# Set task:
Gather, from the data below, each line in which the word "text" occurs.
Start of Data excerpts
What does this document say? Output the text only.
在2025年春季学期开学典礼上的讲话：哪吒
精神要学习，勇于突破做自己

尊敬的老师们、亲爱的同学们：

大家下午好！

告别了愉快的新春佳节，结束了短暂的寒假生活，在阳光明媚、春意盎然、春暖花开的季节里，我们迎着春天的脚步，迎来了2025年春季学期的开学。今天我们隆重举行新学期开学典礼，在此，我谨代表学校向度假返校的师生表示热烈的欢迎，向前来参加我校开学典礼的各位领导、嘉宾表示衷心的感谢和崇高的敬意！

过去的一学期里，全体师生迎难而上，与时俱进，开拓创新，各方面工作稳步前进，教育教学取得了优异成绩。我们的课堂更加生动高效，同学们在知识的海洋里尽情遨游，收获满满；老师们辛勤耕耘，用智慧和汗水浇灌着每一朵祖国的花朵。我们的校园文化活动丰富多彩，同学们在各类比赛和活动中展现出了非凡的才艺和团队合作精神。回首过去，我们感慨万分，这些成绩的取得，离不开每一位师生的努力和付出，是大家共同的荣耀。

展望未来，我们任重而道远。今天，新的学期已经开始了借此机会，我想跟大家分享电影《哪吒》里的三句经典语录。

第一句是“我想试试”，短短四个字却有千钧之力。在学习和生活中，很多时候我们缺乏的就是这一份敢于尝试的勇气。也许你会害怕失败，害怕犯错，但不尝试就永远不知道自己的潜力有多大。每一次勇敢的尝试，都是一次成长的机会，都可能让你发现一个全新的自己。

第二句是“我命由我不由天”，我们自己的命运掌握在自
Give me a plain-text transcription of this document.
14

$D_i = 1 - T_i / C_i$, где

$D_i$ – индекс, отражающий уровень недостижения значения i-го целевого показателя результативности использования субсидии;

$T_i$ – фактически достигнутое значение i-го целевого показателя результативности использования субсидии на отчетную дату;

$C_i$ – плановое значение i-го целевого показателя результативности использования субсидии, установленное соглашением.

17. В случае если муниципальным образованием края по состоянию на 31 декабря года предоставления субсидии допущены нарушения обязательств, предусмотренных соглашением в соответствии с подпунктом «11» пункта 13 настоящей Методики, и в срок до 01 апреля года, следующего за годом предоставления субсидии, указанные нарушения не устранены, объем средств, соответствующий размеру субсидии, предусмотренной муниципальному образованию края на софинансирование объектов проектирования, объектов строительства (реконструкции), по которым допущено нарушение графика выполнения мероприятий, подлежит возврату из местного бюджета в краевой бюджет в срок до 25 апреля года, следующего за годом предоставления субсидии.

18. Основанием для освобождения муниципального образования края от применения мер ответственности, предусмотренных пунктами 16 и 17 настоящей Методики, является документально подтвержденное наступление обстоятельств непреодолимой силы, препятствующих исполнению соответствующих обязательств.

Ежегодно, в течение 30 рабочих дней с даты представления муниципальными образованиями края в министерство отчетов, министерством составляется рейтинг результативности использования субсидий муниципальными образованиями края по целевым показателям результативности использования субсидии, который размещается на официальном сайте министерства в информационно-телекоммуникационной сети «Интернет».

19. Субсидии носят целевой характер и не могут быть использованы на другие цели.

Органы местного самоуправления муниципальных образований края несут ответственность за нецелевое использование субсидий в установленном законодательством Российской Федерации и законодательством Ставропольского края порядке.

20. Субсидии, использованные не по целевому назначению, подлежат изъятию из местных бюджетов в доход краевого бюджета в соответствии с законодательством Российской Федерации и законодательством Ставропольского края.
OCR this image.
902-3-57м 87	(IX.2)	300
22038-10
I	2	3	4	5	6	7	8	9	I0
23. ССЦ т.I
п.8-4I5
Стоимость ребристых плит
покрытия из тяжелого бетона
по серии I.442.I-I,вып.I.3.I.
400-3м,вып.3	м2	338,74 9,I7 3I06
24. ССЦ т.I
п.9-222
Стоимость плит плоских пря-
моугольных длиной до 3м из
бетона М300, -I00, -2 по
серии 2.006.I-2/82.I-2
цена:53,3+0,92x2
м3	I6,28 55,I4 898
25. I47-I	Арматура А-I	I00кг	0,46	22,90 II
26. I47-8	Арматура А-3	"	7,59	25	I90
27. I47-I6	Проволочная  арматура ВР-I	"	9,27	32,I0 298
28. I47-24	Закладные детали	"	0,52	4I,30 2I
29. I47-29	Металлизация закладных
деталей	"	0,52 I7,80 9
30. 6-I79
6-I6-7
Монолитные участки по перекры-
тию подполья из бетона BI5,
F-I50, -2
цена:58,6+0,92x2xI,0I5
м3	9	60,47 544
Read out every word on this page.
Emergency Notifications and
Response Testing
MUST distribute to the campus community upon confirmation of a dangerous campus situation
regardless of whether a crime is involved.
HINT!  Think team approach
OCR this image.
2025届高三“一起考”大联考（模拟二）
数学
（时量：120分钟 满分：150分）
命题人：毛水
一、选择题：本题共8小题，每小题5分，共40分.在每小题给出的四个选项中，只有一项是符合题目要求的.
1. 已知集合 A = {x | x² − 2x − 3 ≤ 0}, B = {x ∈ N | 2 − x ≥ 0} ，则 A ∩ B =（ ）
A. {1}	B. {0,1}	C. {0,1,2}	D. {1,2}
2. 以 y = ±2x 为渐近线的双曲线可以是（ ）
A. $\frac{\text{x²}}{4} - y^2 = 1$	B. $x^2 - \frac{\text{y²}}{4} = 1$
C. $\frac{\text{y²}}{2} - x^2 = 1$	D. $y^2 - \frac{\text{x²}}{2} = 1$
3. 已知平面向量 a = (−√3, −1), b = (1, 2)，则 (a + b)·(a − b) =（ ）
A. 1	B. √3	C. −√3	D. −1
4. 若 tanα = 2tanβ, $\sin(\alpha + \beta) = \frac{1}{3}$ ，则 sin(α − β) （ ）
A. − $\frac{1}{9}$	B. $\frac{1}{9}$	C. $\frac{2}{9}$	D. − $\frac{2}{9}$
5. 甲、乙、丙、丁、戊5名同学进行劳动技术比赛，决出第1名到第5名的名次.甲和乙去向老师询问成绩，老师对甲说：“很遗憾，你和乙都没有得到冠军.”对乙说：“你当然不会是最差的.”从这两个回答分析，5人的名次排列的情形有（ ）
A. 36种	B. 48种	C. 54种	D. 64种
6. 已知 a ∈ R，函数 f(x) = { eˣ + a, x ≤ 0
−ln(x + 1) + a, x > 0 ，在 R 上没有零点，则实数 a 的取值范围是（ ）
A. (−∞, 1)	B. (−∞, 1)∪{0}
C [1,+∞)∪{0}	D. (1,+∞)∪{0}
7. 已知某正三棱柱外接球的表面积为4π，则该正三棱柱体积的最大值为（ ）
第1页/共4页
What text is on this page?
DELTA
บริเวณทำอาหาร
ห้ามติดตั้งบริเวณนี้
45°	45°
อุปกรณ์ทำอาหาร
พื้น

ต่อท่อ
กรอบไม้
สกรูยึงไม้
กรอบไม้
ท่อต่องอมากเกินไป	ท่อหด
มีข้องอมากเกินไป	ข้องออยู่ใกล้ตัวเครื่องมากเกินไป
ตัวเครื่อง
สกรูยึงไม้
End of Data excerpts
# Task result:
What does this document say? Output the text only.
Give me a plain-text transcription of this document.
A. $\frac{\text{x²}}{4} - y^2 = 1$	B. $x^2 - \frac{\text{y²}}{4} = 1$
C. $\frac{\text{y²}}{2} - x^2 = 1$	D. $y^2 - \frac{\text{x²}}{2} = 1$
What text is on this page?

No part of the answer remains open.